** TASK **
Render the records from the first line through the line containing "1020, 323, 1031]", both included, as a JSON list of strings with one string per line and no blank lines.

-------- EXERCISE DATA --------

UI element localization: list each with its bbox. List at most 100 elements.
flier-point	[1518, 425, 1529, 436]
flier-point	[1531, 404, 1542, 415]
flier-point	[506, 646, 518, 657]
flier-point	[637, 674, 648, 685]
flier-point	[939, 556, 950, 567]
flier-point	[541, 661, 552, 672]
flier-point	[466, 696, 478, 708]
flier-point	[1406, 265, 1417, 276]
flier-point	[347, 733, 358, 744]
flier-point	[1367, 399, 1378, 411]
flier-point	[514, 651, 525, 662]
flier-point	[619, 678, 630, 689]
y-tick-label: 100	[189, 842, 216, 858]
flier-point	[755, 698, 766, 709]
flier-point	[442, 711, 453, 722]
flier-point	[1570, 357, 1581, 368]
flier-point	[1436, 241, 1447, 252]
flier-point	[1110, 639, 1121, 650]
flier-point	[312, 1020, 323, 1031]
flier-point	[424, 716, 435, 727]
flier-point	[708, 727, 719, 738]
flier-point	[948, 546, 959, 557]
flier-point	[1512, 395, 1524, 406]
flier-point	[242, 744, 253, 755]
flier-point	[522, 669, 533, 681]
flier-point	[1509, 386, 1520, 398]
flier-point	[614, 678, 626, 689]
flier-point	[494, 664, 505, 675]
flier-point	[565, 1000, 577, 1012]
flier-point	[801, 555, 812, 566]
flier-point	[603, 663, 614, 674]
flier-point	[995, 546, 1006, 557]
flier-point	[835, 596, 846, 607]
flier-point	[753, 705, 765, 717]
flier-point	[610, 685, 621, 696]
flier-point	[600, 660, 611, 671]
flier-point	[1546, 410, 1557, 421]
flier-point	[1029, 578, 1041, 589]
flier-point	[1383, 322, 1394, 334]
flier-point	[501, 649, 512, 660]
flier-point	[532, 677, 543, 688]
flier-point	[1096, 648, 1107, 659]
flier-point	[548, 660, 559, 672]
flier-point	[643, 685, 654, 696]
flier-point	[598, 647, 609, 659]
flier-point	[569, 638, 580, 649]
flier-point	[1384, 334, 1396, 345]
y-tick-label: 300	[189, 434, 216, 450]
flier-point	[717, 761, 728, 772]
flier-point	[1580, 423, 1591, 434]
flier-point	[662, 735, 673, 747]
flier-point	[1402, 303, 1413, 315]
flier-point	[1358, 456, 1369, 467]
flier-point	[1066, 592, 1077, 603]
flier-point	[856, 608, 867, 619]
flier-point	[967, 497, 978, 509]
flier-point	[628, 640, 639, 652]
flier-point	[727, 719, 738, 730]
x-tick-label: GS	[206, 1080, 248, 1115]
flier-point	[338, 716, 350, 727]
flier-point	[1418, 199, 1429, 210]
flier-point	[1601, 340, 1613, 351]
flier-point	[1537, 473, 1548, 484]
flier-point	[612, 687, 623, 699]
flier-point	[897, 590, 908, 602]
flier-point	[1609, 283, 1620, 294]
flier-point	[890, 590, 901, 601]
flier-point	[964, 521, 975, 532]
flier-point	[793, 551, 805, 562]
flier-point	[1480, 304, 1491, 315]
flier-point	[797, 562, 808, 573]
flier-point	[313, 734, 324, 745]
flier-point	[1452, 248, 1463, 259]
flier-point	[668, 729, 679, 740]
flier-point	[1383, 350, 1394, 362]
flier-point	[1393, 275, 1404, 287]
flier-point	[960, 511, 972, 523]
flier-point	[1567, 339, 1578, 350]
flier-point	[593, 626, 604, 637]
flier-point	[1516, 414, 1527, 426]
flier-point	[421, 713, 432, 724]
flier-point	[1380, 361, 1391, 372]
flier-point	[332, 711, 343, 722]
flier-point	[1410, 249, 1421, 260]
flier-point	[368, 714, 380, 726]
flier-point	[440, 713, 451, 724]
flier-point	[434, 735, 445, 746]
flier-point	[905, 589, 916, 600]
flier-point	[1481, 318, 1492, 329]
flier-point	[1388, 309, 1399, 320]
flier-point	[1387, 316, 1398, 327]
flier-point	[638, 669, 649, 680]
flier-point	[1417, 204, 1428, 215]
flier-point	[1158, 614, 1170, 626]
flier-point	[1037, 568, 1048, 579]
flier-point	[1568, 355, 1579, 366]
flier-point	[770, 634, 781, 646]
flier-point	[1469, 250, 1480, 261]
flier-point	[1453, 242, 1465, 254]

--------

** OUTPUT FOR THIS EXERCISE **
[
  "UI element localization: list each with its bbox. List at most 100 elements.",
  "flier-point\t[1518, 425, 1529, 436]",
  "flier-point\t[1531, 404, 1542, 415]",
  "flier-point\t[506, 646, 518, 657]",
  "flier-point\t[637, 674, 648, 685]",
  "flier-point\t[939, 556, 950, 567]",
  "flier-point\t[541, 661, 552, 672]",
  "flier-point\t[466, 696, 478, 708]",
  "flier-point\t[1406, 265, 1417, 276]",
  "flier-point\t[347, 733, 358, 744]",
  "flier-point\t[1367, 399, 1378, 411]",
  "flier-point\t[514, 651, 525, 662]",
  "flier-point\t[619, 678, 630, 689]",
  "y-tick-label: 100\t[189, 842, 216, 858]",
  "flier-point\t[755, 698, 766, 709]",
  "flier-point\t[442, 711, 453, 722]",
  "flier-point\t[1570, 357, 1581, 368]",
  "flier-point\t[1436, 241, 1447, 252]",
  "flier-point\t[1110, 639, 1121, 650]",
  "flier-point\t[312, 1020, 323, 1031]"
]